##### Records for processing #####
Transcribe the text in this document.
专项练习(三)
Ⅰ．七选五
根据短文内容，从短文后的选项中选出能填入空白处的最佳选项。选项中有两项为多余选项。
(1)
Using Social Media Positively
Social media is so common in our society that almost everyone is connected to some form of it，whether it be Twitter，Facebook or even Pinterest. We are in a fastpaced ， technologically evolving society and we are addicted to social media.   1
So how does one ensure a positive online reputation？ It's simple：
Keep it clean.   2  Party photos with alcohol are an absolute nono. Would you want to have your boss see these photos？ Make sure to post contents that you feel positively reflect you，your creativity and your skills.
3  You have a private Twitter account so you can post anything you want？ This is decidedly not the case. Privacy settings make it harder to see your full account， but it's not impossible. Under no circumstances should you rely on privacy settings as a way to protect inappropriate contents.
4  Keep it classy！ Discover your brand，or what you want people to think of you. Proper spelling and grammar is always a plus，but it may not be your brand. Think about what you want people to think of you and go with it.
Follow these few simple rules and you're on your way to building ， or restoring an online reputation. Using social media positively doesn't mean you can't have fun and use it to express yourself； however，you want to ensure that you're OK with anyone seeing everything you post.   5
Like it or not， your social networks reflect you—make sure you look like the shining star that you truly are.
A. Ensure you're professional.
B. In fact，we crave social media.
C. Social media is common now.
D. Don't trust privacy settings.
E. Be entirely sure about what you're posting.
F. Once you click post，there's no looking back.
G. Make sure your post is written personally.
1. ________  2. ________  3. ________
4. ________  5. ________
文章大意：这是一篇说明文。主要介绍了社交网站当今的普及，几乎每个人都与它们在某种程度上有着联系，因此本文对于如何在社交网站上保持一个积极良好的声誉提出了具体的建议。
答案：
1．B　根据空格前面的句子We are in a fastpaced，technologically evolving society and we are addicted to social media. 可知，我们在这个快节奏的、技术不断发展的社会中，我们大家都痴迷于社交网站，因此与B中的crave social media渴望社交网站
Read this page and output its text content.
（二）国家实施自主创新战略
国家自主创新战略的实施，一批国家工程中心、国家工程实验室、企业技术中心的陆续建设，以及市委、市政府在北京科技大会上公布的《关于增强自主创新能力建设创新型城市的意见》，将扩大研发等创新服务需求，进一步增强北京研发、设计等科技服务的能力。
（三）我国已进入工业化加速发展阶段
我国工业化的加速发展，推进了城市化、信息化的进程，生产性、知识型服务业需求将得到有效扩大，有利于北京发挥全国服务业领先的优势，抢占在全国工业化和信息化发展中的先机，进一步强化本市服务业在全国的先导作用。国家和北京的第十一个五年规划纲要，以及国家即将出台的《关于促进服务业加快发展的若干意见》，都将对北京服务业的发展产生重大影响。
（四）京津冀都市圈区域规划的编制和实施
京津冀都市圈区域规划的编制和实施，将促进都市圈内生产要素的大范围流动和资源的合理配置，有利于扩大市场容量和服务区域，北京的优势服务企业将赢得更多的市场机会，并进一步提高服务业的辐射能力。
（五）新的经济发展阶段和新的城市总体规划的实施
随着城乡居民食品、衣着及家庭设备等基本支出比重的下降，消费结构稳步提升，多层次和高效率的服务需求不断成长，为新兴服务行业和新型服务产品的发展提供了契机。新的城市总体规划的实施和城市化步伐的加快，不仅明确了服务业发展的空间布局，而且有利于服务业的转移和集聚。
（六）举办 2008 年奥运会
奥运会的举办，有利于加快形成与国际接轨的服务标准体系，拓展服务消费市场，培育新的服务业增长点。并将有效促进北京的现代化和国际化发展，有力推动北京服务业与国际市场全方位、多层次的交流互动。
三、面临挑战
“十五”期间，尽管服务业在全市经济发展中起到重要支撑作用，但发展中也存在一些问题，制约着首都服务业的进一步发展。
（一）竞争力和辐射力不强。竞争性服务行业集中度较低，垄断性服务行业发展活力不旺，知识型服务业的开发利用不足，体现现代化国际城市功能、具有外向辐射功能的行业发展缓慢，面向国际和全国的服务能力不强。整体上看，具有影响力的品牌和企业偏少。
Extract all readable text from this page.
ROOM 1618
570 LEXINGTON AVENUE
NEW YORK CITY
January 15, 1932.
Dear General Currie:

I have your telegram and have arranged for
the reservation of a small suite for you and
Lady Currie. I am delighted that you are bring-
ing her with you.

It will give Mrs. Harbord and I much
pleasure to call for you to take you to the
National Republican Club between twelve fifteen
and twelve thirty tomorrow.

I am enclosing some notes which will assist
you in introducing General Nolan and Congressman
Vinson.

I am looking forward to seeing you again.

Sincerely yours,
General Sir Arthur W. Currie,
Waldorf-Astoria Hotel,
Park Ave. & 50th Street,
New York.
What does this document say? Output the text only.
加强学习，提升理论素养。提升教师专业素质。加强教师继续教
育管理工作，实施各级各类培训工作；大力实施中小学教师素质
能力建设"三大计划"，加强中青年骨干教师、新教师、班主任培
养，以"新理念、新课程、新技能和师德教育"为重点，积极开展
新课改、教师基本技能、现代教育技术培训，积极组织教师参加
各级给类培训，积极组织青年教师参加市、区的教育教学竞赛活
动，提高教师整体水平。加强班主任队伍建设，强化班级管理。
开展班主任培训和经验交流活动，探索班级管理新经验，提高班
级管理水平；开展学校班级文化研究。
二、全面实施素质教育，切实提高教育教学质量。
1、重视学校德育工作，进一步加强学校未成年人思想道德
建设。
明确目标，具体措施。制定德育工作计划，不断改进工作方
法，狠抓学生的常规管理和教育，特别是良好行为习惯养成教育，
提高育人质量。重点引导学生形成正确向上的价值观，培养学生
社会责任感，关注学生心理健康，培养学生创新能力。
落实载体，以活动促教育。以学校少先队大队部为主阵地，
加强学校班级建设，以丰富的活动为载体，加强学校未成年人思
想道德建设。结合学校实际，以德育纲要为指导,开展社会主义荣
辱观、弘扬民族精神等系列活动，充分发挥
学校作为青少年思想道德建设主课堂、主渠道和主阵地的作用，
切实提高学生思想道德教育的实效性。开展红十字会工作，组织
#####
Aim of the exercise:
Nothing outside the span should appear: transcribe the lines from the one containing "What does this" through the last line of the records.

Right answer:
What does this document say? Output the text only.
加强学习，提升理论素养。提升教师专业素质。加强教师继续教
育管理工作，实施各级各类培训工作；大力实施中小学教师素质
能力建设"三大计划"，加强中青年骨干教师、新教师、班主任培
养，以"新理念、新课程、新技能和师德教育"为重点，积极开展
新课改、教师基本技能、现代教育技术培训，积极组织教师参加
各级给类培训，积极组织青年教师参加市、区的教育教学竞赛活
动，提高教师整体水平。加强班主任队伍建设，强化班级管理。
开展班主任培训和经验交流活动，探索班级管理新经验，提高班
级管理水平；开展学校班级文化研究。
二、全面实施素质教育，切实提高教育教学质量。
1、重视学校德育工作，进一步加强学校未成年人思想道德
建设。
明确目标，具体措施。制定德育工作计划，不断改进工作方
法，狠抓学生的常规管理和教育，特别是良好行为习惯养成教育，
提高育人质量。重点引导学生形成正确向上的价值观，培养学生
社会责任感，关注学生心理健康，培养学生创新能力。
落实载体，以活动促教育。以学校少先队大队部为主阵地，
加强学校班级建设，以丰富的活动为载体，加强学校未成年人思
想道德建设。结合学校实际，以德育纲要为指导,开展社会主义荣
辱观、弘扬民族精神等系列活动，充分发挥
学校作为青少年思想道德建设主课堂、主渠道和主阵地的作用，
切实提高学生思想道德教育的实效性。开展红十字会工作，组织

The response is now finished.